• [Text]:
## START

On the Increasing Complexity of Information in the Late 20th Century: Knowledge Workers – a Short History, Part 2

[We] are living through a period of profound change and transformation of the shape of society and its underlying economic base … The nature of production, trade, employment and work in the coming decades will be very different from what it is today. The determinants of economic success will be different to those that were relevant in the past or those required at the present time.

Shaping our Future (p. 3)

In yesterday’s post I asserted that the knowledge worker emerged from two defining forces: the rise in complexity of economic activities, and the increasing globalization of economic affairs. At the conclusion of the piece, I suggested that the the knowledge economy has it’s roots in the Cold War: to extend the agricultural analogy, a case could be made for saying that this economy was ‘seeded’ by the growth of the United States’ sphere of influence in the period 1947-1964 (the first-generation “hi-tech” economies including Japan and Taiwan, as well as in Federal Republic of Germany following the “Miracle on the Rhine” were all central to the US Government’s policy of Containment). The rapid industrialization (or re-industrialization in the case of West Germany) and growth in these regions were the perfect environment for the emergence of the nascent knowledge-working class.

## END

• [Short task]: Set down, word for word, the part of the text on the history of knowledge workers from "[We] are living" to "Future (p. 3)".

• [Given material]:

## START

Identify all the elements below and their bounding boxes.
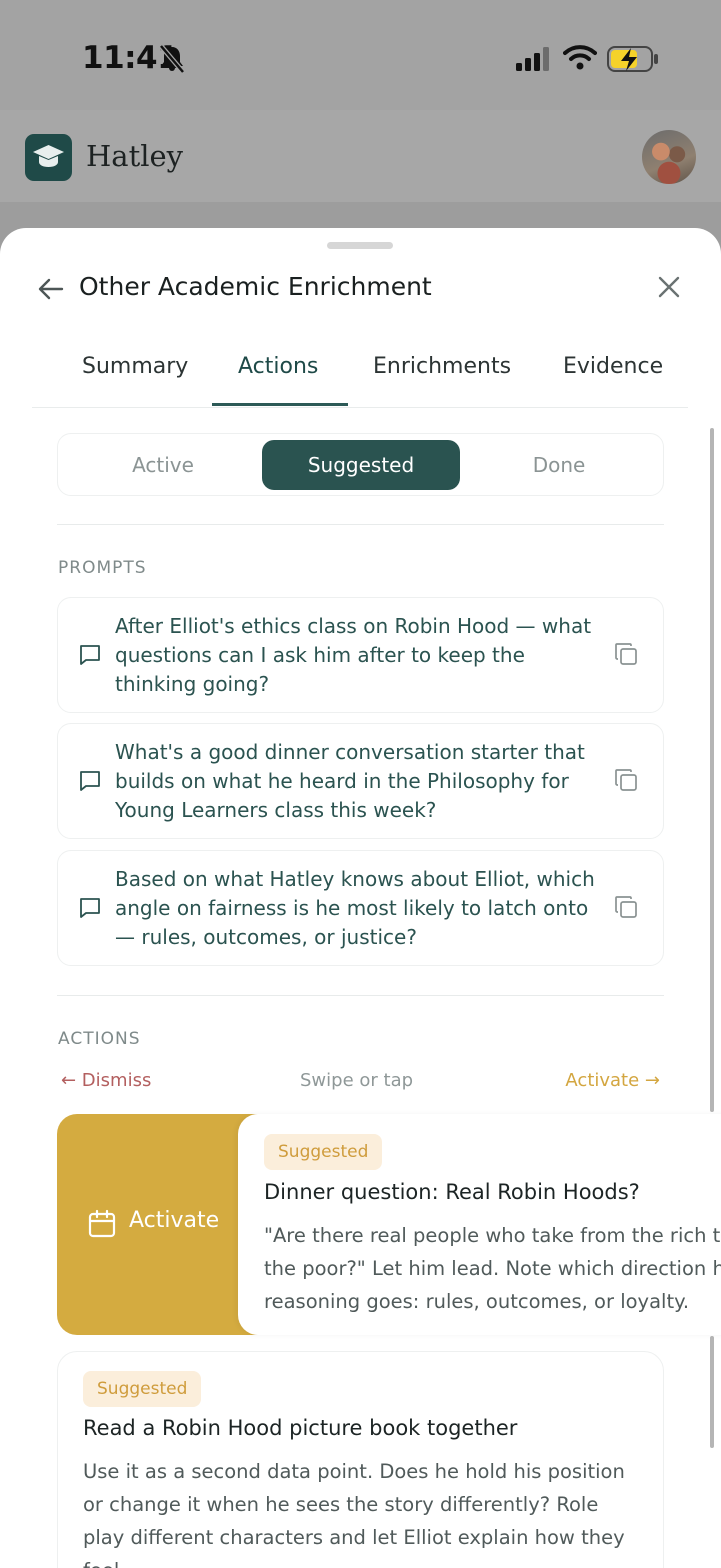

## END

• [Solution for this task]:
[We] are living through a period of profound change and transformation of the shape of society and its underlying economic base … The nature of production, trade, employment and work in the coming decades will be very different from what it is today. The determinants of economic success will be different to those that were relevant in the past or those required at the present time.

Shaping our Future (p. 3)